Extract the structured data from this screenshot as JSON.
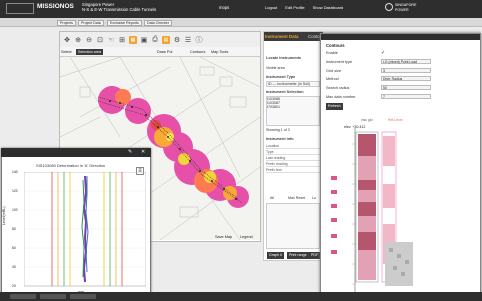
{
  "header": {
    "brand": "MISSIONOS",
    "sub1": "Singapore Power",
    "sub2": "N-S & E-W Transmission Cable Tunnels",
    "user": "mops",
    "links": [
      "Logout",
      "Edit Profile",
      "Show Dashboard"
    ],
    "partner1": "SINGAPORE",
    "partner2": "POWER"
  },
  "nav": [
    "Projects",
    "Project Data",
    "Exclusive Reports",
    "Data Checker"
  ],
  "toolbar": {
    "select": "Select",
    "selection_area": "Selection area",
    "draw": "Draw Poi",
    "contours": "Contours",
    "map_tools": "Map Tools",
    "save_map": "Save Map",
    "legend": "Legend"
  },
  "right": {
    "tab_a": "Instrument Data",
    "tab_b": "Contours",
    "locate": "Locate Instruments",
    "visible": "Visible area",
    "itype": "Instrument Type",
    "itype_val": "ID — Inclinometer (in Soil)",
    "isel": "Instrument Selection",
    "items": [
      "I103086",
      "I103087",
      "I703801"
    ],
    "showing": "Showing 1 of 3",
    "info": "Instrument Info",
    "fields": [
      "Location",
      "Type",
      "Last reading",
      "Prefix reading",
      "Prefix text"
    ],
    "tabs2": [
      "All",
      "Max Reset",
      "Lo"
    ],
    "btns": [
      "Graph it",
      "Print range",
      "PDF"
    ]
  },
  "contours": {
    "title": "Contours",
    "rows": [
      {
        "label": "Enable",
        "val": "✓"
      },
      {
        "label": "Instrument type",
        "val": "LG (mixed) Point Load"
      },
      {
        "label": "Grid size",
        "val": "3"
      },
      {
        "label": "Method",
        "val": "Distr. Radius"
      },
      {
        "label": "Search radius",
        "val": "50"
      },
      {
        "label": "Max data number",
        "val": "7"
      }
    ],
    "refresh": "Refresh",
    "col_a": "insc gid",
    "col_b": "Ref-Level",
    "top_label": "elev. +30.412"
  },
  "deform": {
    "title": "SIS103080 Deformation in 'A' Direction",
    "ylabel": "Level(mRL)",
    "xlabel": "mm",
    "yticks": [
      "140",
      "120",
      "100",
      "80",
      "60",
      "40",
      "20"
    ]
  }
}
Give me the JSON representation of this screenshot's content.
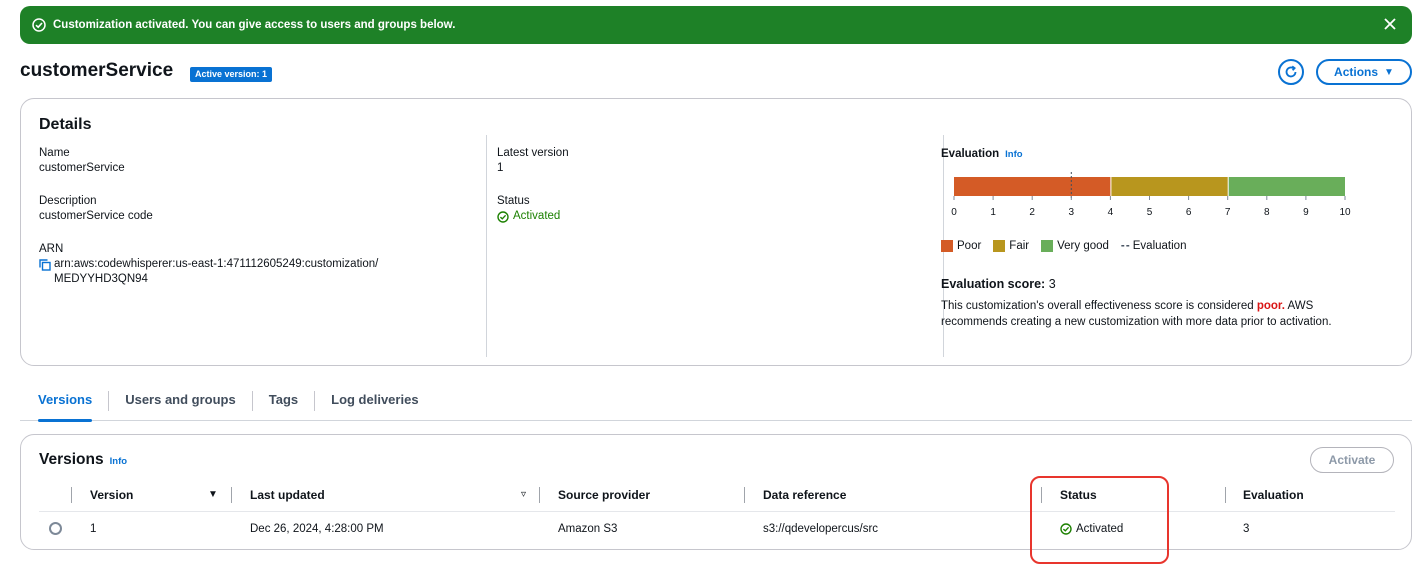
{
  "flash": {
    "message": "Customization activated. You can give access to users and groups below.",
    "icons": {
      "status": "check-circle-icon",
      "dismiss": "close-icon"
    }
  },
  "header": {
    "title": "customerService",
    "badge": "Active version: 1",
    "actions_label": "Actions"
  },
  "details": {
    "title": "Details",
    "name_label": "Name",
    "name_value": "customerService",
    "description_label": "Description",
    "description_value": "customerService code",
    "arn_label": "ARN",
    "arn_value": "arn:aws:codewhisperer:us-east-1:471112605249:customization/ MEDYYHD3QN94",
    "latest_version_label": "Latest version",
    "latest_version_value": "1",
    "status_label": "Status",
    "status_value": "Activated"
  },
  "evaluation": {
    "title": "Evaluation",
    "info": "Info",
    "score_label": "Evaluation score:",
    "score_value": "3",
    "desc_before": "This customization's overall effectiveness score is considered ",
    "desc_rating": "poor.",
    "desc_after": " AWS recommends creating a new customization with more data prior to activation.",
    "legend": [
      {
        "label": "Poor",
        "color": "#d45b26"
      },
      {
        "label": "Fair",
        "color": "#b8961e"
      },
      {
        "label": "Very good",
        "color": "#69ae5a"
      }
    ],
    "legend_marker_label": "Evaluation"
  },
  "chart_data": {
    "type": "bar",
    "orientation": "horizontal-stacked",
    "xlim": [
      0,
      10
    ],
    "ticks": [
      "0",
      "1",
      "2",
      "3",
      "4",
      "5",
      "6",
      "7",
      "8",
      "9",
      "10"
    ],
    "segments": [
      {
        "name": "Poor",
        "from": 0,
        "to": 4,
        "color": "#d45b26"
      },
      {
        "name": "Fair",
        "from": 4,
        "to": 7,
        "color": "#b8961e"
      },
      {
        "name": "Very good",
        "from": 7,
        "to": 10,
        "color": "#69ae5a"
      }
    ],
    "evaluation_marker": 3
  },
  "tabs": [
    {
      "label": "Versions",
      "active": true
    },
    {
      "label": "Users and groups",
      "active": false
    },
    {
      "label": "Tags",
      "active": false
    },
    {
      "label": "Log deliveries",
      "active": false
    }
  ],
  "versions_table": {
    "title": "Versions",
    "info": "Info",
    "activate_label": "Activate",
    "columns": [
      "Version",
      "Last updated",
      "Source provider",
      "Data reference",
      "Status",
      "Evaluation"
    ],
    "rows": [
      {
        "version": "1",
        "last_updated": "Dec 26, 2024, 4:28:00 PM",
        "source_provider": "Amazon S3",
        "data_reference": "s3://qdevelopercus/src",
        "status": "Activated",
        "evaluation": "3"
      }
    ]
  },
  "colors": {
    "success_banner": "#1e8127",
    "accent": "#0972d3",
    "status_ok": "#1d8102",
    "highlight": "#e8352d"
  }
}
==========
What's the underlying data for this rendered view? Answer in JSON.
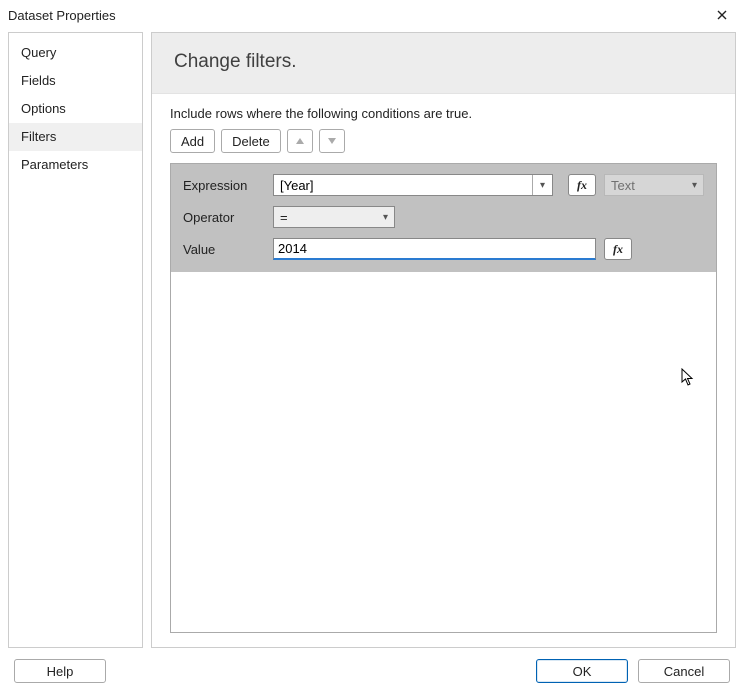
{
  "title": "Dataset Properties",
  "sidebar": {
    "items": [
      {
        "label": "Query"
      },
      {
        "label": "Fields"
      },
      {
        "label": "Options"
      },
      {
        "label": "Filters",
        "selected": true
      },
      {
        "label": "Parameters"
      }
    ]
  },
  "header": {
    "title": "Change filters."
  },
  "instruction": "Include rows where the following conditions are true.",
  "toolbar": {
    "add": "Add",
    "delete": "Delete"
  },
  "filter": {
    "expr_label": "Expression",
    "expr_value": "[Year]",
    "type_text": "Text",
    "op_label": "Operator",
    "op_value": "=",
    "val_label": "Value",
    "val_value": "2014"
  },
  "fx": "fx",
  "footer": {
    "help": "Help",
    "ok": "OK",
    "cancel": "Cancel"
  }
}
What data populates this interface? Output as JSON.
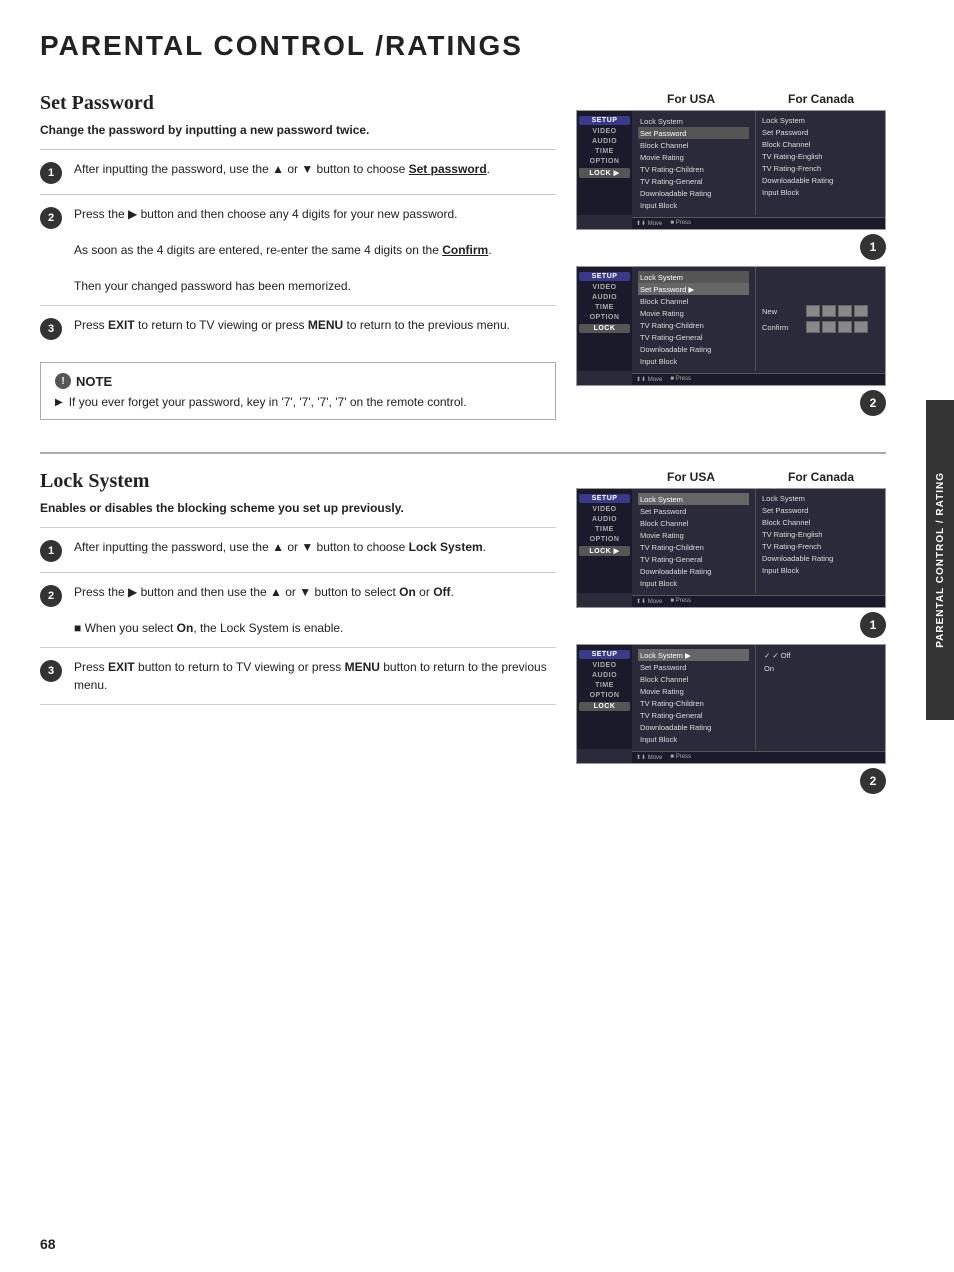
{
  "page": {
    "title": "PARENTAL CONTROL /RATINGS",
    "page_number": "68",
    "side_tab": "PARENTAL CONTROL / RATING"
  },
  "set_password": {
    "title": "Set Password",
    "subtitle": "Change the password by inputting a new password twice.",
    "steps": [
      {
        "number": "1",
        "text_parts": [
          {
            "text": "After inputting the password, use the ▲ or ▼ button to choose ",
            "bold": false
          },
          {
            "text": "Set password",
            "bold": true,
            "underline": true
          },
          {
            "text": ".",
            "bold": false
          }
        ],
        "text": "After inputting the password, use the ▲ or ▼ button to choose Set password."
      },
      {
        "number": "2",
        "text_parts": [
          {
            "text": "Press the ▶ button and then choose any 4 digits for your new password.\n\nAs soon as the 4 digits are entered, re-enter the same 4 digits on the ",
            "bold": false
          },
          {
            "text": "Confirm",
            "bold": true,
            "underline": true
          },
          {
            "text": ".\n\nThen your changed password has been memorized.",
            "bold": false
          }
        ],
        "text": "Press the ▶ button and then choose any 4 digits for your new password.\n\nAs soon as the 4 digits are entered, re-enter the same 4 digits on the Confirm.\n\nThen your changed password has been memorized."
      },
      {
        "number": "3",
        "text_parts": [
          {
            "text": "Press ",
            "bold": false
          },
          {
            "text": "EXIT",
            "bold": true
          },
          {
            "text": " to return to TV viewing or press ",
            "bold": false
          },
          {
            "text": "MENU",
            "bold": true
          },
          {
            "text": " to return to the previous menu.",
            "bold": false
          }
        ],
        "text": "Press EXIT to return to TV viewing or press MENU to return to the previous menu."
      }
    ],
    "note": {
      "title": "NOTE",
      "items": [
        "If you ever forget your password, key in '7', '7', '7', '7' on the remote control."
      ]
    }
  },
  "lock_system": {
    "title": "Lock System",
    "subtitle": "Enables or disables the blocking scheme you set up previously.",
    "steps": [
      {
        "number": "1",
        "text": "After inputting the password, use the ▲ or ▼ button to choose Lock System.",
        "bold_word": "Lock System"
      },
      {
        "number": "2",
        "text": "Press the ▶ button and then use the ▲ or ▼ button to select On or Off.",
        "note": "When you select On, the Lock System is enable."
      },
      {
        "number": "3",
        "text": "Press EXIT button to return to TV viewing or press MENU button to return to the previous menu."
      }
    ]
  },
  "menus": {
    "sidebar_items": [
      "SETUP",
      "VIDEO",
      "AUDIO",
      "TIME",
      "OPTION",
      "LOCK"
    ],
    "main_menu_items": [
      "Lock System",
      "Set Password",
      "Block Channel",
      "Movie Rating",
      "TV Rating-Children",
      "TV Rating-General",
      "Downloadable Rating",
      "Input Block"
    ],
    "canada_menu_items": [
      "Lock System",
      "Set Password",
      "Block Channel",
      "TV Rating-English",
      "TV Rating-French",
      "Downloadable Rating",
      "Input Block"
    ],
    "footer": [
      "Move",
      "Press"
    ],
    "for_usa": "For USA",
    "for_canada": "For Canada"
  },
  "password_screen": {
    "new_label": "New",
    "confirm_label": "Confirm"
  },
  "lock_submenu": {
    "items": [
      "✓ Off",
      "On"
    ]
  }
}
==========
→ **EXERCISE AIM**
Identify how many lines in the entries above include the string "area", then state that number alone.

→ **RESULT OF THE EXERCISE**
2